(Rows from a dataset)
########################################

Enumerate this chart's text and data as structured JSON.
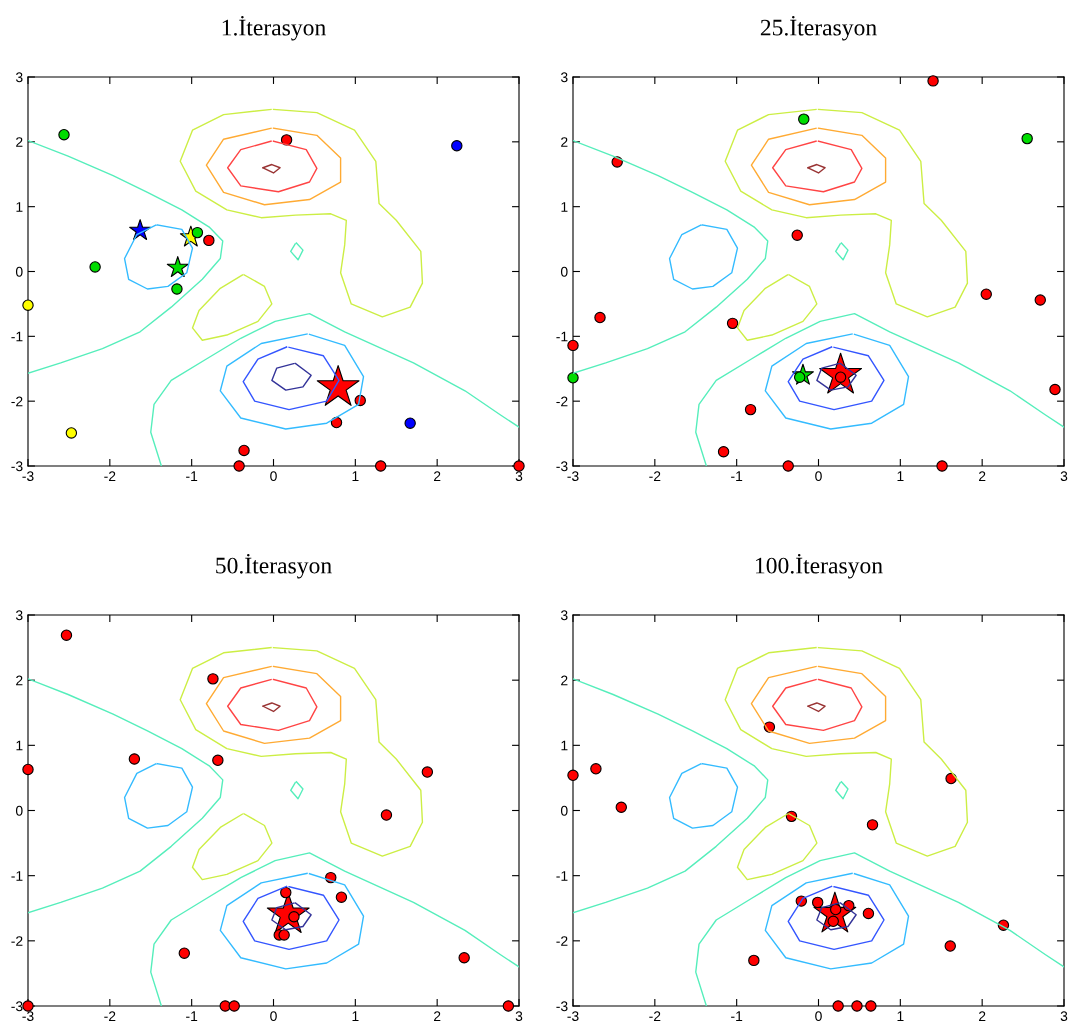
{
  "chart_data": [
    {
      "type": "scatter",
      "title": "1.İterasyon",
      "xlim": [
        -3,
        3
      ],
      "ylim": [
        -3,
        3
      ],
      "xticks": [
        -3,
        -2,
        -1,
        0,
        1,
        2,
        3
      ],
      "yticks": [
        -3,
        -2,
        -1,
        0,
        1,
        2,
        3
      ],
      "series": [
        {
          "type": "line",
          "color": "#55eebb",
          "x": [
            -3,
            -2.51,
            -1.96,
            -1.54,
            -1.12,
            -0.78,
            -0.62,
            -0.65,
            -0.87,
            -1.25,
            -1.63,
            -2.09,
            -2.6,
            -3
          ],
          "values": [
            2.02,
            1.78,
            1.48,
            1.22,
            0.95,
            0.68,
            0.47,
            0.2,
            -0.12,
            -0.55,
            -0.93,
            -1.19,
            -1.41,
            -1.57
          ]
        },
        {
          "type": "line",
          "color": "#55eebb",
          "x": [
            -1.37,
            -1.5,
            -1.46,
            -1.25,
            -0.82,
            -0.4,
            0.02,
            0.44,
            0.87,
            1.71,
            2.34,
            2.77,
            3
          ],
          "values": [
            -3,
            -2.48,
            -2.05,
            -1.68,
            -1.35,
            -1.03,
            -0.77,
            -0.65,
            -0.93,
            -1.41,
            -1.84,
            -2.21,
            -2.4
          ]
        },
        {
          "type": "line",
          "color": "#55eebb",
          "x": [
            0.28,
            0.36,
            0.3,
            0.21,
            0.265
          ],
          "values": [
            0.44,
            0.33,
            0.18,
            0.31,
            0.425
          ]
        },
        {
          "type": "line",
          "color": "#33bbff",
          "x": [
            -1.42,
            -1.12,
            -0.99,
            -1.06,
            -1.29,
            -1.54,
            -1.77,
            -1.82,
            -1.67,
            -1.44
          ],
          "values": [
            0.72,
            0.65,
            0.36,
            -0.02,
            -0.23,
            -0.27,
            -0.12,
            0.2,
            0.57,
            0.715
          ]
        },
        {
          "type": "line",
          "color": "#ccee44",
          "x": [
            -0.36,
            -0.11,
            -0.02,
            -0.19,
            -0.57,
            -0.87,
            -0.99,
            -0.91,
            -0.65,
            -0.38
          ],
          "values": [
            -0.05,
            -0.23,
            -0.5,
            -0.77,
            -0.98,
            -1.06,
            -0.87,
            -0.6,
            -0.26,
            -0.055
          ]
        },
        {
          "type": "line",
          "color": "#ccee44",
          "x": [
            0,
            0.53,
            0.99,
            1.25,
            1.29,
            1.5,
            1.8,
            1.82,
            1.67,
            1.33,
            0.95,
            0.82,
            0.87,
            0.89,
            0.7,
            0.27,
            -0.15,
            -0.57,
            -0.95,
            -1.14,
            -0.99,
            -0.61,
            -0.03
          ],
          "values": [
            2.5,
            2.45,
            2.18,
            1.7,
            1.05,
            0.79,
            0.31,
            -0.18,
            -0.55,
            -0.7,
            -0.5,
            -0.02,
            0.41,
            0.79,
            0.89,
            0.87,
            0.83,
            0.95,
            1.24,
            1.7,
            2.18,
            2.42,
            2.5
          ]
        },
        {
          "type": "line",
          "color": "#ffaa33",
          "x": [
            0,
            0.53,
            0.82,
            0.82,
            0.44,
            -0.11,
            -0.61,
            -0.82,
            -0.61,
            -0.03
          ],
          "values": [
            2.21,
            2.1,
            1.75,
            1.38,
            1.11,
            1.03,
            1.22,
            1.64,
            2.04,
            2.21
          ]
        },
        {
          "type": "line",
          "color": "#ff4444",
          "x": [
            0,
            0.4,
            0.53,
            0.44,
            0.06,
            -0.4,
            -0.56,
            -0.4,
            -0.03
          ],
          "values": [
            2.01,
            1.88,
            1.59,
            1.38,
            1.23,
            1.32,
            1.6,
            1.88,
            2.01
          ]
        },
        {
          "type": "line",
          "color": "#993333",
          "x": [
            -0.13,
            -0.02,
            0.08,
            0,
            -0.12
          ],
          "values": [
            1.6,
            1.65,
            1.6,
            1.52,
            1.595
          ]
        },
        {
          "type": "line",
          "color": "#33bbff",
          "x": [
            0.44,
            0.87,
            1.1,
            1.04,
            0.65,
            0.15,
            -0.4,
            -0.65,
            -0.57,
            -0.15,
            0.41
          ],
          "values": [
            -0.97,
            -1.14,
            -1.62,
            -2.05,
            -2.34,
            -2.43,
            -2.26,
            -1.84,
            -1.46,
            -1.11,
            -0.965
          ]
        },
        {
          "type": "line",
          "color": "#3355ff",
          "x": [
            0.19,
            0.61,
            0.8,
            0.65,
            0.19,
            -0.23,
            -0.37,
            -0.19,
            0.16
          ],
          "values": [
            -1.17,
            -1.3,
            -1.68,
            -2.0,
            -2.13,
            -2.0,
            -1.7,
            -1.35,
            -1.165
          ]
        },
        {
          "type": "line",
          "color": "#333399",
          "x": [
            0.27,
            0.46,
            0.36,
            0.15,
            -0.02,
            0.04,
            0.25
          ],
          "values": [
            -1.42,
            -1.6,
            -1.78,
            -1.83,
            -1.68,
            -1.49,
            -1.42
          ]
        },
        {
          "type": "scatter",
          "marker": "circle",
          "color": "#00dd00",
          "x": [
            -2.56,
            -2.18,
            -1.18,
            -0.93
          ],
          "values": [
            2.11,
            0.07,
            -0.27,
            0.6
          ]
        },
        {
          "type": "scatter",
          "marker": "circle",
          "color": "#ffff00",
          "x": [
            -3,
            -2.47
          ],
          "values": [
            -0.52,
            -2.49
          ]
        },
        {
          "type": "scatter",
          "marker": "circle",
          "color": "#0000ff",
          "x": [
            2.24,
            1.67
          ],
          "values": [
            1.94,
            -2.34
          ]
        },
        {
          "type": "scatter",
          "marker": "circle",
          "color": "#ff0000",
          "x": [
            0.16,
            -0.79,
            1.06,
            0.77,
            -0.36,
            -0.42,
            1.31,
            3
          ],
          "values": [
            2.03,
            0.48,
            -1.99,
            -2.33,
            -2.76,
            -3,
            -3,
            -3
          ]
        },
        {
          "type": "scatter",
          "marker": "star",
          "colors": [
            "#0000ff",
            "#ffff00",
            "#00dd00",
            "#ff0000"
          ],
          "x": [
            -1.63,
            -1.01,
            -1.17,
            0.79
          ],
          "values": [
            0.63,
            0.53,
            0.06,
            -1.79
          ],
          "sizes": [
            0.25,
            0.25,
            0.25,
            1
          ]
        }
      ]
    },
    {
      "type": "scatter",
      "title": "25.İterasyon",
      "xlim": [
        -3,
        3
      ],
      "ylim": [
        -3,
        3
      ],
      "xticks": [
        -3,
        -2,
        -1,
        0,
        1,
        2,
        3
      ],
      "yticks": [
        -3,
        -2,
        -1,
        0,
        1,
        2,
        3
      ],
      "series": [
        {
          "type": "line",
          "color": "#55eebb",
          "x": [
            -3,
            -2.51,
            -1.96,
            -1.54,
            -1.12,
            -0.78,
            -0.62,
            -0.65,
            -0.87,
            -1.25,
            -1.63,
            -2.09,
            -2.6,
            -3
          ],
          "values": [
            2.02,
            1.78,
            1.48,
            1.22,
            0.95,
            0.68,
            0.47,
            0.2,
            -0.12,
            -0.55,
            -0.93,
            -1.19,
            -1.41,
            -1.57
          ]
        },
        {
          "type": "line",
          "color": "#55eebb",
          "x": [
            -1.37,
            -1.5,
            -1.46,
            -1.25,
            -0.82,
            -0.4,
            0.02,
            0.44,
            0.87,
            1.71,
            2.34,
            2.77,
            3
          ],
          "values": [
            -3,
            -2.48,
            -2.05,
            -1.68,
            -1.35,
            -1.03,
            -0.77,
            -0.65,
            -0.93,
            -1.41,
            -1.84,
            -2.21,
            -2.4
          ]
        },
        {
          "type": "line",
          "color": "#55eebb",
          "x": [
            0.28,
            0.36,
            0.3,
            0.21,
            0.265
          ],
          "values": [
            0.44,
            0.33,
            0.18,
            0.31,
            0.425
          ]
        },
        {
          "type": "line",
          "color": "#33bbff",
          "x": [
            -1.42,
            -1.12,
            -0.99,
            -1.06,
            -1.29,
            -1.54,
            -1.77,
            -1.82,
            -1.67,
            -1.44
          ],
          "values": [
            0.72,
            0.65,
            0.36,
            -0.02,
            -0.23,
            -0.27,
            -0.12,
            0.2,
            0.57,
            0.715
          ]
        },
        {
          "type": "line",
          "color": "#ccee44",
          "x": [
            -0.36,
            -0.11,
            -0.02,
            -0.19,
            -0.57,
            -0.87,
            -0.99,
            -0.91,
            -0.65,
            -0.38
          ],
          "values": [
            -0.05,
            -0.23,
            -0.5,
            -0.77,
            -0.98,
            -1.06,
            -0.87,
            -0.6,
            -0.26,
            -0.055
          ]
        },
        {
          "type": "line",
          "color": "#ccee44",
          "x": [
            0,
            0.53,
            0.99,
            1.25,
            1.29,
            1.5,
            1.8,
            1.82,
            1.67,
            1.33,
            0.95,
            0.82,
            0.87,
            0.89,
            0.7,
            0.27,
            -0.15,
            -0.57,
            -0.95,
            -1.14,
            -0.99,
            -0.61,
            -0.03
          ],
          "values": [
            2.5,
            2.45,
            2.18,
            1.7,
            1.05,
            0.79,
            0.31,
            -0.18,
            -0.55,
            -0.7,
            -0.5,
            -0.02,
            0.41,
            0.79,
            0.89,
            0.87,
            0.83,
            0.95,
            1.24,
            1.7,
            2.18,
            2.42,
            2.5
          ]
        },
        {
          "type": "line",
          "color": "#ffaa33",
          "x": [
            0,
            0.53,
            0.82,
            0.82,
            0.44,
            -0.11,
            -0.61,
            -0.82,
            -0.61,
            -0.03
          ],
          "values": [
            2.21,
            2.1,
            1.75,
            1.38,
            1.11,
            1.03,
            1.22,
            1.64,
            2.04,
            2.21
          ]
        },
        {
          "type": "line",
          "color": "#ff4444",
          "x": [
            0,
            0.4,
            0.53,
            0.44,
            0.06,
            -0.4,
            -0.56,
            -0.4,
            -0.03
          ],
          "values": [
            2.01,
            1.88,
            1.59,
            1.38,
            1.23,
            1.32,
            1.6,
            1.88,
            2.01
          ]
        },
        {
          "type": "line",
          "color": "#993333",
          "x": [
            -0.13,
            -0.02,
            0.08,
            0,
            -0.12
          ],
          "values": [
            1.6,
            1.65,
            1.6,
            1.52,
            1.595
          ]
        },
        {
          "type": "line",
          "color": "#33bbff",
          "x": [
            0.44,
            0.87,
            1.1,
            1.04,
            0.65,
            0.15,
            -0.4,
            -0.65,
            -0.57,
            -0.15,
            0.41
          ],
          "values": [
            -0.97,
            -1.14,
            -1.62,
            -2.05,
            -2.34,
            -2.43,
            -2.26,
            -1.84,
            -1.46,
            -1.11,
            -0.965
          ]
        },
        {
          "type": "line",
          "color": "#3355ff",
          "x": [
            0.19,
            0.61,
            0.8,
            0.65,
            0.19,
            -0.23,
            -0.37,
            -0.19,
            0.16
          ],
          "values": [
            -1.17,
            -1.3,
            -1.68,
            -2.0,
            -2.13,
            -2.0,
            -1.7,
            -1.35,
            -1.165
          ]
        },
        {
          "type": "line",
          "color": "#333399",
          "x": [
            0.27,
            0.46,
            0.36,
            0.15,
            -0.02,
            0.04,
            0.25
          ],
          "values": [
            -1.42,
            -1.6,
            -1.78,
            -1.83,
            -1.68,
            -1.49,
            -1.42
          ]
        },
        {
          "type": "scatter",
          "marker": "circle",
          "color": "#00dd00",
          "x": [
            -0.18,
            2.55,
            -3,
            -0.23
          ],
          "values": [
            2.35,
            2.05,
            -1.64,
            -1.63
          ]
        },
        {
          "type": "scatter",
          "marker": "star",
          "colors": [
            "#00dd00"
          ],
          "x": [
            -0.19
          ],
          "values": [
            -1.6
          ],
          "sizes": [
            0.25
          ]
        },
        {
          "type": "scatter",
          "marker": "star",
          "colors": [
            "#ff0000"
          ],
          "x": [
            0.27
          ],
          "values": [
            -1.6
          ],
          "sizes": [
            1
          ]
        },
        {
          "type": "scatter",
          "marker": "circle",
          "color": "#ff0000",
          "x": [
            1.4,
            -2.46,
            -0.26,
            2.05,
            2.71,
            -2.67,
            -1.05,
            -3,
            2.89,
            -0.83,
            -1.16,
            -0.37,
            1.51,
            0.27
          ],
          "values": [
            2.94,
            1.69,
            0.56,
            -0.35,
            -0.44,
            -0.71,
            -0.8,
            -1.14,
            -1.82,
            -2.13,
            -2.78,
            -3,
            -3,
            -1.63
          ]
        }
      ]
    },
    {
      "type": "scatter",
      "title": "50.İterasyon",
      "xlim": [
        -3,
        3
      ],
      "ylim": [
        -3,
        3
      ],
      "xticks": [
        -3,
        -2,
        -1,
        0,
        1,
        2,
        3
      ],
      "yticks": [
        -3,
        -2,
        -1,
        0,
        1,
        2,
        3
      ],
      "series": [
        {
          "type": "line",
          "color": "#55eebb",
          "x": [
            -3,
            -2.51,
            -1.96,
            -1.54,
            -1.12,
            -0.78,
            -0.62,
            -0.65,
            -0.87,
            -1.25,
            -1.63,
            -2.09,
            -2.6,
            -3
          ],
          "values": [
            2.02,
            1.78,
            1.48,
            1.22,
            0.95,
            0.68,
            0.47,
            0.2,
            -0.12,
            -0.55,
            -0.93,
            -1.19,
            -1.41,
            -1.57
          ]
        },
        {
          "type": "line",
          "color": "#55eebb",
          "x": [
            -1.37,
            -1.5,
            -1.46,
            -1.25,
            -0.82,
            -0.4,
            0.02,
            0.44,
            0.87,
            1.71,
            2.34,
            2.77,
            3
          ],
          "values": [
            -3,
            -2.48,
            -2.05,
            -1.68,
            -1.35,
            -1.03,
            -0.77,
            -0.65,
            -0.93,
            -1.41,
            -1.84,
            -2.21,
            -2.4
          ]
        },
        {
          "type": "line",
          "color": "#55eebb",
          "x": [
            0.28,
            0.36,
            0.3,
            0.21,
            0.265
          ],
          "values": [
            0.44,
            0.33,
            0.18,
            0.31,
            0.425
          ]
        },
        {
          "type": "line",
          "color": "#33bbff",
          "x": [
            -1.42,
            -1.12,
            -0.99,
            -1.06,
            -1.29,
            -1.54,
            -1.77,
            -1.82,
            -1.67,
            -1.44
          ],
          "values": [
            0.72,
            0.65,
            0.36,
            -0.02,
            -0.23,
            -0.27,
            -0.12,
            0.2,
            0.57,
            0.715
          ]
        },
        {
          "type": "line",
          "color": "#ccee44",
          "x": [
            -0.36,
            -0.11,
            -0.02,
            -0.19,
            -0.57,
            -0.87,
            -0.99,
            -0.91,
            -0.65,
            -0.38
          ],
          "values": [
            -0.05,
            -0.23,
            -0.5,
            -0.77,
            -0.98,
            -1.06,
            -0.87,
            -0.6,
            -0.26,
            -0.055
          ]
        },
        {
          "type": "line",
          "color": "#ccee44",
          "x": [
            0,
            0.53,
            0.99,
            1.25,
            1.29,
            1.5,
            1.8,
            1.82,
            1.67,
            1.33,
            0.95,
            0.82,
            0.87,
            0.89,
            0.7,
            0.27,
            -0.15,
            -0.57,
            -0.95,
            -1.14,
            -0.99,
            -0.61,
            -0.03
          ],
          "values": [
            2.5,
            2.45,
            2.18,
            1.7,
            1.05,
            0.79,
            0.31,
            -0.18,
            -0.55,
            -0.7,
            -0.5,
            -0.02,
            0.41,
            0.79,
            0.89,
            0.87,
            0.83,
            0.95,
            1.24,
            1.7,
            2.18,
            2.42,
            2.5
          ]
        },
        {
          "type": "line",
          "color": "#ffaa33",
          "x": [
            0,
            0.53,
            0.82,
            0.82,
            0.44,
            -0.11,
            -0.61,
            -0.82,
            -0.61,
            -0.03
          ],
          "values": [
            2.21,
            2.1,
            1.75,
            1.38,
            1.11,
            1.03,
            1.22,
            1.64,
            2.04,
            2.21
          ]
        },
        {
          "type": "line",
          "color": "#ff4444",
          "x": [
            0,
            0.4,
            0.53,
            0.44,
            0.06,
            -0.4,
            -0.56,
            -0.4,
            -0.03
          ],
          "values": [
            2.01,
            1.88,
            1.59,
            1.38,
            1.23,
            1.32,
            1.6,
            1.88,
            2.01
          ]
        },
        {
          "type": "line",
          "color": "#993333",
          "x": [
            -0.13,
            -0.02,
            0.08,
            0,
            -0.12
          ],
          "values": [
            1.6,
            1.65,
            1.6,
            1.52,
            1.595
          ]
        },
        {
          "type": "line",
          "color": "#33bbff",
          "x": [
            0.44,
            0.87,
            1.1,
            1.04,
            0.65,
            0.15,
            -0.4,
            -0.65,
            -0.57,
            -0.15,
            0.41
          ],
          "values": [
            -0.97,
            -1.14,
            -1.62,
            -2.05,
            -2.34,
            -2.43,
            -2.26,
            -1.84,
            -1.46,
            -1.11,
            -0.965
          ]
        },
        {
          "type": "line",
          "color": "#3355ff",
          "x": [
            0.19,
            0.61,
            0.8,
            0.65,
            0.19,
            -0.23,
            -0.37,
            -0.19,
            0.16
          ],
          "values": [
            -1.17,
            -1.3,
            -1.68,
            -2.0,
            -2.13,
            -2.0,
            -1.7,
            -1.35,
            -1.165
          ]
        },
        {
          "type": "line",
          "color": "#333399",
          "x": [
            0.27,
            0.46,
            0.36,
            0.15,
            -0.02,
            0.04,
            0.25
          ],
          "values": [
            -1.42,
            -1.6,
            -1.78,
            -1.83,
            -1.68,
            -1.49,
            -1.42
          ]
        },
        {
          "type": "scatter",
          "marker": "star",
          "colors": [
            "#ff0000"
          ],
          "x": [
            0.18
          ],
          "values": [
            -1.6
          ],
          "sizes": [
            1
          ]
        },
        {
          "type": "scatter",
          "marker": "circle",
          "color": "#ff0000",
          "x": [
            -2.53,
            -0.74,
            -1.7,
            -0.68,
            -3,
            1.88,
            1.38,
            0.7,
            0.83,
            0.15,
            0.25,
            0.07,
            0.13,
            -1.09,
            2.33,
            -3,
            -0.59,
            -0.48,
            2.87
          ],
          "values": [
            2.69,
            2.02,
            0.79,
            0.77,
            0.63,
            0.59,
            -0.07,
            -1.03,
            -1.33,
            -1.26,
            -1.63,
            -1.91,
            -1.91,
            -2.19,
            -2.26,
            -3,
            -3,
            -3,
            -3
          ]
        }
      ]
    },
    {
      "type": "scatter",
      "title": "100.İterasyon",
      "xlim": [
        -3,
        3
      ],
      "ylim": [
        -3,
        3
      ],
      "xticks": [
        -3,
        -2,
        -1,
        0,
        1,
        2,
        3
      ],
      "yticks": [
        -3,
        -2,
        -1,
        0,
        1,
        2,
        3
      ],
      "series": [
        {
          "type": "line",
          "color": "#55eebb",
          "x": [
            -3,
            -2.51,
            -1.96,
            -1.54,
            -1.12,
            -0.78,
            -0.62,
            -0.65,
            -0.87,
            -1.25,
            -1.63,
            -2.09,
            -2.6,
            -3
          ],
          "values": [
            2.02,
            1.78,
            1.48,
            1.22,
            0.95,
            0.68,
            0.47,
            0.2,
            -0.12,
            -0.55,
            -0.93,
            -1.19,
            -1.41,
            -1.57
          ]
        },
        {
          "type": "line",
          "color": "#55eebb",
          "x": [
            -1.37,
            -1.5,
            -1.46,
            -1.25,
            -0.82,
            -0.4,
            0.02,
            0.44,
            0.87,
            1.71,
            2.34,
            2.77,
            3
          ],
          "values": [
            -3,
            -2.48,
            -2.05,
            -1.68,
            -1.35,
            -1.03,
            -0.77,
            -0.65,
            -0.93,
            -1.41,
            -1.84,
            -2.21,
            -2.4
          ]
        },
        {
          "type": "line",
          "color": "#55eebb",
          "x": [
            0.28,
            0.36,
            0.3,
            0.21,
            0.265
          ],
          "values": [
            0.44,
            0.33,
            0.18,
            0.31,
            0.425
          ]
        },
        {
          "type": "line",
          "color": "#33bbff",
          "x": [
            -1.42,
            -1.12,
            -0.99,
            -1.06,
            -1.29,
            -1.54,
            -1.77,
            -1.82,
            -1.67,
            -1.44
          ],
          "values": [
            0.72,
            0.65,
            0.36,
            -0.02,
            -0.23,
            -0.27,
            -0.12,
            0.2,
            0.57,
            0.715
          ]
        },
        {
          "type": "line",
          "color": "#ccee44",
          "x": [
            -0.36,
            -0.11,
            -0.02,
            -0.19,
            -0.57,
            -0.87,
            -0.99,
            -0.91,
            -0.65,
            -0.38
          ],
          "values": [
            -0.05,
            -0.23,
            -0.5,
            -0.77,
            -0.98,
            -1.06,
            -0.87,
            -0.6,
            -0.26,
            -0.055
          ]
        },
        {
          "type": "line",
          "color": "#ccee44",
          "x": [
            0,
            0.53,
            0.99,
            1.25,
            1.29,
            1.5,
            1.8,
            1.82,
            1.67,
            1.33,
            0.95,
            0.82,
            0.87,
            0.89,
            0.7,
            0.27,
            -0.15,
            -0.57,
            -0.95,
            -1.14,
            -0.99,
            -0.61,
            -0.03
          ],
          "values": [
            2.5,
            2.45,
            2.18,
            1.7,
            1.05,
            0.79,
            0.31,
            -0.18,
            -0.55,
            -0.7,
            -0.5,
            -0.02,
            0.41,
            0.79,
            0.89,
            0.87,
            0.83,
            0.95,
            1.24,
            1.7,
            2.18,
            2.42,
            2.5
          ]
        },
        {
          "type": "line",
          "color": "#ffaa33",
          "x": [
            0,
            0.53,
            0.82,
            0.82,
            0.44,
            -0.11,
            -0.61,
            -0.82,
            -0.61,
            -0.03
          ],
          "values": [
            2.21,
            2.1,
            1.75,
            1.38,
            1.11,
            1.03,
            1.22,
            1.64,
            2.04,
            2.21
          ]
        },
        {
          "type": "line",
          "color": "#ff4444",
          "x": [
            0,
            0.4,
            0.53,
            0.44,
            0.06,
            -0.4,
            -0.56,
            -0.4,
            -0.03
          ],
          "values": [
            2.01,
            1.88,
            1.59,
            1.38,
            1.23,
            1.32,
            1.6,
            1.88,
            2.01
          ]
        },
        {
          "type": "line",
          "color": "#993333",
          "x": [
            -0.13,
            -0.02,
            0.08,
            0,
            -0.12
          ],
          "values": [
            1.6,
            1.65,
            1.6,
            1.52,
            1.595
          ]
        },
        {
          "type": "line",
          "color": "#33bbff",
          "x": [
            0.44,
            0.87,
            1.1,
            1.04,
            0.65,
            0.15,
            -0.4,
            -0.65,
            -0.57,
            -0.15,
            0.41
          ],
          "values": [
            -0.97,
            -1.14,
            -1.62,
            -2.05,
            -2.34,
            -2.43,
            -2.26,
            -1.84,
            -1.46,
            -1.11,
            -0.965
          ]
        },
        {
          "type": "line",
          "color": "#3355ff",
          "x": [
            0.19,
            0.61,
            0.8,
            0.65,
            0.19,
            -0.23,
            -0.37,
            -0.19,
            0.16
          ],
          "values": [
            -1.17,
            -1.3,
            -1.68,
            -2.0,
            -2.13,
            -2.0,
            -1.7,
            -1.35,
            -1.165
          ]
        },
        {
          "type": "line",
          "color": "#333399",
          "x": [
            0.27,
            0.46,
            0.36,
            0.15,
            -0.02,
            0.04,
            0.25
          ],
          "values": [
            -1.42,
            -1.6,
            -1.78,
            -1.83,
            -1.68,
            -1.49,
            -1.42
          ]
        },
        {
          "type": "scatter",
          "marker": "star",
          "colors": [
            "#ff0000"
          ],
          "x": [
            0.2
          ],
          "values": [
            -1.59
          ],
          "sizes": [
            1
          ]
        },
        {
          "type": "scatter",
          "marker": "circle",
          "color": "#ff0000",
          "x": [
            -0.6,
            -3,
            -2.72,
            -2.41,
            -0.33,
            0.66,
            1.62,
            -0.21,
            -0.01,
            0.37,
            0.61,
            0.21,
            0.18,
            2.26,
            1.61,
            -0.79,
            0.24,
            0.47,
            0.64
          ],
          "values": [
            1.28,
            0.54,
            0.64,
            0.05,
            -0.09,
            -0.22,
            0.49,
            -1.39,
            -1.41,
            -1.46,
            -1.58,
            -1.52,
            -1.7,
            -1.76,
            -2.08,
            -2.3,
            -3,
            -3,
            -3
          ]
        }
      ]
    }
  ]
}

########################################

#### JOB
Spot every line that holds "title" and copy it.

#### ANSWER TO THE EXERCISE
      "title": "1.İterasyon",
      "title": "25.İterasyon",
      "title": "50.İterasyon",
      "title": "100.İterasyon",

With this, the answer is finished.